• [Stored data]
========================

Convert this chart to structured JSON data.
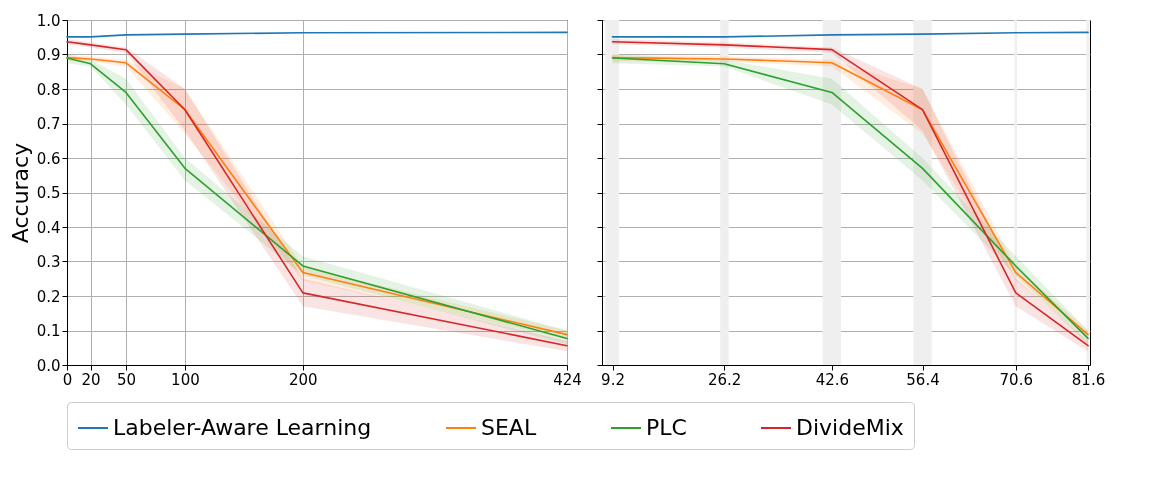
{
  "chart_data": [
    {
      "type": "line",
      "ylabel": "Accuracy",
      "x": [
        0,
        20,
        50,
        100,
        200,
        424
      ],
      "xlim": [
        0,
        424
      ],
      "xticks": [
        0,
        20,
        50,
        100,
        200,
        424
      ],
      "ylim": [
        0,
        1
      ],
      "yticks": [
        {
          "value": 0,
          "label": "0.0"
        },
        0.1,
        0.2,
        0.3,
        0.4,
        0.5,
        0.6,
        0.7,
        0.8,
        0.9,
        {
          "value": 1,
          "label": "1.0"
        }
      ],
      "grid": true,
      "legend": "bottom",
      "series": [
        {
          "name": "Labeler-Aware Learning",
          "color": "#1f77b4",
          "values": [
            0.951,
            0.951,
            0.957,
            0.959,
            0.963,
            0.964
          ]
        },
        {
          "name": "SEAL",
          "color": "#ff7f0e",
          "values": [
            0.891,
            0.887,
            0.876,
            0.74,
            0.268,
            0.088
          ],
          "lower": [
            0.88,
            0.88,
            0.865,
            0.67,
            0.245,
            0.075
          ],
          "upper": [
            0.9,
            0.895,
            0.885,
            0.8,
            0.285,
            0.1
          ]
        },
        {
          "name": "PLC",
          "color": "#2ca02c",
          "values": [
            0.89,
            0.873,
            0.79,
            0.57,
            0.287,
            0.077
          ],
          "lower": [
            0.875,
            0.865,
            0.755,
            0.535,
            0.26,
            0.06
          ],
          "upper": [
            0.9,
            0.885,
            0.83,
            0.6,
            0.315,
            0.1
          ]
        },
        {
          "name": "DivideMix",
          "color": "#d62728",
          "values": [
            0.937,
            0.928,
            0.914,
            0.74,
            0.209,
            0.056
          ],
          "lower": [
            0.93,
            0.92,
            0.905,
            0.68,
            0.17,
            0.04
          ],
          "upper": [
            0.945,
            0.935,
            0.92,
            0.8,
            0.25,
            0.07
          ]
        }
      ]
    },
    {
      "type": "line",
      "x": [
        9.2,
        26.2,
        42.6,
        56.4,
        70.6,
        81.6
      ],
      "xlim": [
        7.6,
        81.9
      ],
      "xticks": [
        9.2,
        26.2,
        42.6,
        56.4,
        70.6,
        81.6
      ],
      "ylim": [
        0,
        1
      ],
      "yticks": [
        {
          "value": 0,
          "label": null
        },
        {
          "value": 0.1,
          "label": null
        },
        {
          "value": 0.2,
          "label": null
        },
        {
          "value": 0.3,
          "label": null
        },
        {
          "value": 0.4,
          "label": null
        },
        {
          "value": 0.5,
          "label": null
        },
        {
          "value": 0.6,
          "label": null
        },
        {
          "value": 0.7,
          "label": null
        },
        {
          "value": 0.8,
          "label": null
        },
        {
          "value": 0.9,
          "label": null
        },
        {
          "value": 1,
          "label": null
        }
      ],
      "grid": true,
      "tick_labels": "x",
      "bands": [
        {
          "axis": "x",
          "from": 8.1,
          "to": 10.2,
          "color": "#efefef"
        },
        {
          "axis": "x",
          "from": 25.6,
          "to": 26.9,
          "color": "#efefef"
        },
        {
          "axis": "x",
          "from": 41.2,
          "to": 44.0,
          "color": "#efefef"
        },
        {
          "axis": "x",
          "from": 55.0,
          "to": 57.8,
          "color": "#efefef"
        },
        {
          "axis": "x",
          "from": 70.4,
          "to": 70.8,
          "color": "#efefef"
        },
        {
          "axis": "x",
          "from": 81.35,
          "to": 81.85,
          "color": "#efefef"
        }
      ],
      "series": [
        {
          "name": "Labeler-Aware Learning",
          "color": "#1f77b4",
          "values": [
            0.951,
            0.951,
            0.957,
            0.959,
            0.963,
            0.964
          ]
        },
        {
          "name": "SEAL",
          "color": "#ff7f0e",
          "values": [
            0.891,
            0.887,
            0.876,
            0.74,
            0.268,
            0.088
          ],
          "lower": [
            0.88,
            0.88,
            0.865,
            0.67,
            0.245,
            0.075
          ],
          "upper": [
            0.9,
            0.895,
            0.885,
            0.8,
            0.285,
            0.1
          ]
        },
        {
          "name": "PLC",
          "color": "#2ca02c",
          "values": [
            0.89,
            0.873,
            0.79,
            0.57,
            0.287,
            0.077
          ],
          "lower": [
            0.875,
            0.865,
            0.755,
            0.535,
            0.26,
            0.06
          ],
          "upper": [
            0.9,
            0.885,
            0.83,
            0.6,
            0.315,
            0.1
          ]
        },
        {
          "name": "DivideMix",
          "color": "#d62728",
          "values": [
            0.937,
            0.928,
            0.914,
            0.74,
            0.209,
            0.056
          ],
          "lower": [
            0.93,
            0.92,
            0.905,
            0.68,
            0.17,
            0.04
          ],
          "upper": [
            0.945,
            0.935,
            0.92,
            0.8,
            0.25,
            0.07
          ]
        }
      ]
    }
  ]
}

========================

• [DIRECTION]
Copy out the entries verbatim and leave the images out.

• [COMPLETED TASK]
Convert this chart to structured JSON data.
{
  "chart_data": [
    {
      "type": "line",
      "ylabel": "Accuracy",
      "x": [
        0,
        20,
        50,
        100,
        200,
        424
      ],
      "xlim": [
        0,
        424
      ],
      "xticks": [
        0,
        20,
        50,
        100,
        200,
        424
      ],
      "ylim": [
        0,
        1
      ],
      "yticks": [
        {
          "value": 0,
          "label": "0.0"
        },
        0.1,
        0.2,
        0.3,
        0.4,
        0.5,
        0.6,
        0.7,
        0.8,
        0.9,
        {
          "value": 1,
          "label": "1.0"
        }
      ],
      "grid": true,
      "legend": "bottom",
      "series": [
        {
          "name": "Labeler-Aware Learning",
          "color": "#1f77b4",
          "values": [
            0.951,
            0.951,
            0.957,
            0.959,
            0.963,
            0.964
          ]
        },
        {
          "name": "SEAL",
          "color": "#ff7f0e",
          "values": [
            0.891,
            0.887,
            0.876,
            0.74,
            0.268,
            0.088
          ],
          "lower": [
            0.88,
            0.88,
            0.865,
            0.67,
            0.245,
            0.075
          ],
          "upper": [
            0.9,
            0.895,
            0.885,
            0.8,
            0.285,
            0.1
          ]
        },
        {
          "name": "PLC",
          "color": "#2ca02c",
          "values": [
            0.89,
            0.873,
            0.79,
            0.57,
            0.287,
            0.077
          ],
          "lower": [
            0.875,
            0.865,
            0.755,
            0.535,
            0.26,
            0.06
          ],
          "upper": [
            0.9,
            0.885,
            0.83,
            0.6,
            0.315,
            0.1
          ]
        },
        {
          "name": "DivideMix",
          "color": "#d62728",
          "values": [
            0.937,
            0.928,
            0.914,
            0.74,
            0.209,
            0.056
          ],
          "lower": [
            0.93,
            0.92,
            0.905,
            0.68,
            0.17,
            0.04
          ],
          "upper": [
            0.945,
            0.935,
            0.92,
            0.8,
            0.25,
            0.07
          ]
        }
      ]
    },
    {
      "type": "line",
      "x": [
        9.2,
        26.2,
        42.6,
        56.4,
        70.6,
        81.6
      ],
      "xlim": [
        7.6,
        81.9
      ],
      "xticks": [
        9.2,
        26.2,
        42.6,
        56.4,
        70.6,
        81.6
      ],
      "ylim": [
        0,
        1
      ],
      "yticks": [
        {
          "value": 0,
          "label": null
        },
        {
          "value": 0.1,
          "label": null
        },
        {
          "value": 0.2,
          "label": null
        },
        {
          "value": 0.3,
          "label": null
        },
        {
          "value": 0.4,
          "label": null
        },
        {
          "value": 0.5,
          "label": null
        },
        {
          "value": 0.6,
          "label": null
        },
        {
          "value": 0.7,
          "label": null
        },
        {
          "value": 0.8,
          "label": null
        },
        {
          "value": 0.9,
          "label": null
        },
        {
          "value": 1,
          "label": null
        }
      ],
      "grid": true,
      "tick_labels": "x",
      "bands": [
        {
          "axis": "x",
          "from": 8.1,
          "to": 10.2,
          "color": "#efefef"
        },
        {
          "axis": "x",
          "from": 25.6,
          "to": 26.9,
          "color": "#efefef"
        },
        {
          "axis": "x",
          "from": 41.2,
          "to": 44.0,
          "color": "#efefef"
        },
        {
          "axis": "x",
          "from": 55.0,
          "to": 57.8,
          "color": "#efefef"
        },
        {
          "axis": "x",
          "from": 70.4,
          "to": 70.8,
          "color": "#efefef"
        },
        {
          "axis": "x",
          "from": 81.35,
          "to": 81.85,
          "color": "#efefef"
        }
      ],
      "series": [
        {
          "name": "Labeler-Aware Learning",
          "color": "#1f77b4",
          "values": [
            0.951,
            0.951,
            0.957,
            0.959,
            0.963,
            0.964
          ]
        },
        {
          "name": "SEAL",
          "color": "#ff7f0e",
          "values": [
            0.891,
            0.887,
            0.876,
            0.74,
            0.268,
            0.088
          ],
          "lower": [
            0.88,
            0.88,
            0.865,
            0.67,
            0.245,
            0.075
          ],
          "upper": [
            0.9,
            0.895,
            0.885,
            0.8,
            0.285,
            0.1
          ]
        },
        {
          "name": "PLC",
          "color": "#2ca02c",
          "values": [
            0.89,
            0.873,
            0.79,
            0.57,
            0.287,
            0.077
          ],
          "lower": [
            0.875,
            0.865,
            0.755,
            0.535,
            0.26,
            0.06
          ],
          "upper": [
            0.9,
            0.885,
            0.83,
            0.6,
            0.315,
            0.1
          ]
        },
        {
          "name": "DivideMix",
          "color": "#d62728",
          "values": [
            0.937,
            0.928,
            0.914,
            0.74,
            0.209,
            0.056
          ],
          "lower": [
            0.93,
            0.92,
            0.905,
            0.68,
            0.17,
            0.04
          ],
          "upper": [
            0.945,
            0.935,
            0.92,
            0.8,
            0.25,
            0.07
          ]
        }
      ]
    }
  ]
}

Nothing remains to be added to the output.